**RAW DATA**.

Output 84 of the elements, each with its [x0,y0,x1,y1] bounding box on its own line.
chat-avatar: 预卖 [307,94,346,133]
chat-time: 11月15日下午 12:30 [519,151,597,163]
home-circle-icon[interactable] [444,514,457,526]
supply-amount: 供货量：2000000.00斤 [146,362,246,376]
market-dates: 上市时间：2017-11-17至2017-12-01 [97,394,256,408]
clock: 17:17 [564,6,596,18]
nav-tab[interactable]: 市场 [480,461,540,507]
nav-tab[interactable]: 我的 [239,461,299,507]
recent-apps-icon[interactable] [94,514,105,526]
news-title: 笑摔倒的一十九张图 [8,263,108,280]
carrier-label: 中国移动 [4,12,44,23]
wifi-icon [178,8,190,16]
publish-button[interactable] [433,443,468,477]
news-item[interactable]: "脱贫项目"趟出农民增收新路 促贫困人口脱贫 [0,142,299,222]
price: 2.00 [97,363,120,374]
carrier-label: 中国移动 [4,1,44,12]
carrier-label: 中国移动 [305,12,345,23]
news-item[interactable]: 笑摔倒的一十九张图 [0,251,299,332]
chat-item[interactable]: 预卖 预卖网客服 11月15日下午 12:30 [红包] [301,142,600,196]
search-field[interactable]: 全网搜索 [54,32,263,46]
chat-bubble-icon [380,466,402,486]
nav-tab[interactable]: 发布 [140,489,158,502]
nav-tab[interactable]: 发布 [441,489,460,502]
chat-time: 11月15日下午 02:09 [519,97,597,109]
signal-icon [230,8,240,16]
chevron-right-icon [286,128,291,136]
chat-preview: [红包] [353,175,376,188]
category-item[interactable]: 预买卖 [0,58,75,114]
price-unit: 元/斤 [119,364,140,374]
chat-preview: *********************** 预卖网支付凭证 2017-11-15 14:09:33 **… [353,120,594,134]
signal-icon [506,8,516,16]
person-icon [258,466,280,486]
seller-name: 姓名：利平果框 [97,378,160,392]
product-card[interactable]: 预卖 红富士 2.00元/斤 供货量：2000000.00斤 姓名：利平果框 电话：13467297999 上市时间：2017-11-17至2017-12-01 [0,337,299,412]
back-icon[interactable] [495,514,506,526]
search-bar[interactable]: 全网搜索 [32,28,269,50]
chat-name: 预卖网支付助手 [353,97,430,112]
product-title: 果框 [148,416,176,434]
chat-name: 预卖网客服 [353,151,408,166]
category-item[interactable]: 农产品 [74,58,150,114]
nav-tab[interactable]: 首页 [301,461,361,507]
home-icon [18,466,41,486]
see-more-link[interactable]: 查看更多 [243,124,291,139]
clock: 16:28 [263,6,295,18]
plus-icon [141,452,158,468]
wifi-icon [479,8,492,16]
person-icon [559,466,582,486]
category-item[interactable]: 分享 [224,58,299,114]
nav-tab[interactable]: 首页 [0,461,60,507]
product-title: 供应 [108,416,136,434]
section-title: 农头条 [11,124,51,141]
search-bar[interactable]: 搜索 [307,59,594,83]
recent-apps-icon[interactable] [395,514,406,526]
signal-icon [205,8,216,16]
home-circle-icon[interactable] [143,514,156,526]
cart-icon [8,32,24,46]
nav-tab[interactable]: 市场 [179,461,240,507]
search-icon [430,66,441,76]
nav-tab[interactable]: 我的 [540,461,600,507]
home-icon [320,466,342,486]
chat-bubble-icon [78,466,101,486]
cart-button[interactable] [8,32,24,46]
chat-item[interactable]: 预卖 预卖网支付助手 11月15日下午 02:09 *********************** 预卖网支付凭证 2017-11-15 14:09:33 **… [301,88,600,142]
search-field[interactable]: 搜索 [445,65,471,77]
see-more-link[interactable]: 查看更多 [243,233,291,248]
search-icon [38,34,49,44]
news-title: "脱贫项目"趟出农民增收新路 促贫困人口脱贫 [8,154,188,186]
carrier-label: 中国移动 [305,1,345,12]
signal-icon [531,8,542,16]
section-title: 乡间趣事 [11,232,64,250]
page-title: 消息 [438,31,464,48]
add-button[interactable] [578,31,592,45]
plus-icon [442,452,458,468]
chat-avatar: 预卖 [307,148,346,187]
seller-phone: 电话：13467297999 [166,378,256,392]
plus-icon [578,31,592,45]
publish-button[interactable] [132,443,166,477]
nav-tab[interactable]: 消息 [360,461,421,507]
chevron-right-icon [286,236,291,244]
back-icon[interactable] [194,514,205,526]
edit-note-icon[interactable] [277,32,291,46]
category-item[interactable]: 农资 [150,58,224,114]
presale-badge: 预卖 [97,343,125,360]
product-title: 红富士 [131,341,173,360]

**DESCRIPTION OF THE TASK**.
Copy all the lines of the material above word for word, in the same order.

**COMPLETED EXERCISE**.
Output 84 of the elements, each with its [x0,y0,x1,y1] bounding box on its own line.
chat-avatar: 预卖 [307,94,346,133]
chat-time: 11月15日下午 12:30 [519,151,597,163]
home-circle-icon[interactable] [444,514,457,526]
supply-amount: 供货量：2000000.00斤 [146,362,246,376]
market-dates: 上市时间：2017-11-17至2017-12-01 [97,394,256,408]
clock: 17:17 [564,6,596,18]
nav-tab[interactable]: 市场 [480,461,540,507]
nav-tab[interactable]: 我的 [239,461,299,507]
recent-apps-icon[interactable] [94,514,105,526]
news-title: 笑摔倒的一十九张图 [8,263,108,280]
carrier-label: 中国移动 [4,12,44,23]
wifi-icon [178,8,190,16]
publish-button[interactable] [433,443,468,477]
news-item[interactable]: "脱贫项目"趟出农民增收新路 促贫困人口脱贫 [0,142,299,222]
price: 2.00 [97,363,120,374]
carrier-label: 中国移动 [4,1,44,12]
carrier-label: 中国移动 [305,12,345,23]
news-item[interactable]: 笑摔倒的一十九张图 [0,251,299,332]
chat-item[interactable]: 预卖 预卖网客服 11月15日下午 12:30 [红包] [301,142,600,196]
search-field[interactable]: 全网搜索 [54,32,263,46]
chat-bubble-icon [380,466,402,486]
nav-tab[interactable]: 发布 [140,489,158,502]
nav-tab[interactable]: 发布 [441,489,460,502]
chat-time: 11月15日下午 02:09 [519,97,597,109]
signal-icon [230,8,240,16]
chevron-right-icon [286,128,291,136]
chat-preview: [红包] [353,175,376,188]
category-item[interactable]: 预买卖 [0,58,75,114]
price-unit: 元/斤 [119,364,140,374]
chat-preview: *********************** 预卖网支付凭证 2017-11-15 14:09:33 **… [353,120,594,134]
signal-icon [506,8,516,16]
person-icon [258,466,280,486]
seller-name: 姓名：利平果框 [97,378,160,392]
product-card[interactable]: 预卖 红富士 2.00元/斤 供货量：2000000.00斤 姓名：利平果框 电话：13467297999 上市时间：2017-11-17至2017-12-01 [0,337,299,412]
back-icon[interactable] [495,514,506,526]
search-bar[interactable]: 全网搜索 [32,28,269,50]
chat-name: 预卖网支付助手 [353,97,430,112]
product-title: 果框 [148,416,176,434]
chat-name: 预卖网客服 [353,151,408,166]
category-item[interactable]: 农产品 [74,58,150,114]
nav-tab[interactable]: 首页 [301,461,361,507]
home-icon [18,466,41,486]
see-more-link[interactable]: 查看更多 [243,124,291,139]
clock: 16:28 [263,6,295,18]
plus-icon [141,452,158,468]
wifi-icon [479,8,492,16]
person-icon [559,466,582,486]
category-item[interactable]: 分享 [224,58,299,114]
nav-tab[interactable]: 首页 [0,461,60,507]
product-title: 供应 [108,416,136,434]
section-title: 农头条 [11,124,51,141]
search-bar[interactable]: 搜索 [307,59,594,83]
recent-apps-icon[interactable] [395,514,406,526]
signal-icon [205,8,216,16]
home-circle-icon[interactable] [143,514,156,526]
cart-icon [8,32,24,46]
nav-tab[interactable]: 市场 [179,461,240,507]
search-icon [430,66,441,76]
nav-tab[interactable]: 我的 [540,461,600,507]
home-icon [320,466,342,486]
chat-bubble-icon [78,466,101,486]
cart-button[interactable] [8,32,24,46]
chat-item[interactable]: 预卖 预卖网支付助手 11月15日下午 02:09 *********************** 预卖网支付凭证 2017-11-15 14:09:33 **… [301,88,600,142]
search-field[interactable]: 搜索 [445,65,471,77]
see-more-link[interactable]: 查看更多 [243,233,291,248]
search-icon [38,34,49,44]
news-title: "脱贫项目"趟出农民增收新路 促贫困人口脱贫 [8,154,188,186]
carrier-label: 中国移动 [305,1,345,12]
signal-icon [531,8,542,16]
section-title: 乡间趣事 [11,232,64,250]
page-title: 消息 [438,31,464,48]
add-button[interactable] [578,31,592,45]
plus-icon [442,452,458,468]
chat-avatar: 预卖 [307,148,346,187]
seller-phone: 电话：13467297999 [166,378,256,392]
plus-icon [578,31,592,45]
publish-button[interactable] [132,443,166,477]
nav-tab[interactable]: 消息 [360,461,421,507]
chevron-right-icon [286,236,291,244]
back-icon[interactable] [194,514,205,526]
edit-note-icon[interactable] [277,32,291,46]
category-item[interactable]: 农资 [150,58,224,114]
presale-badge: 预卖 [97,343,125,360]
product-title: 红富士 [131,341,173,360]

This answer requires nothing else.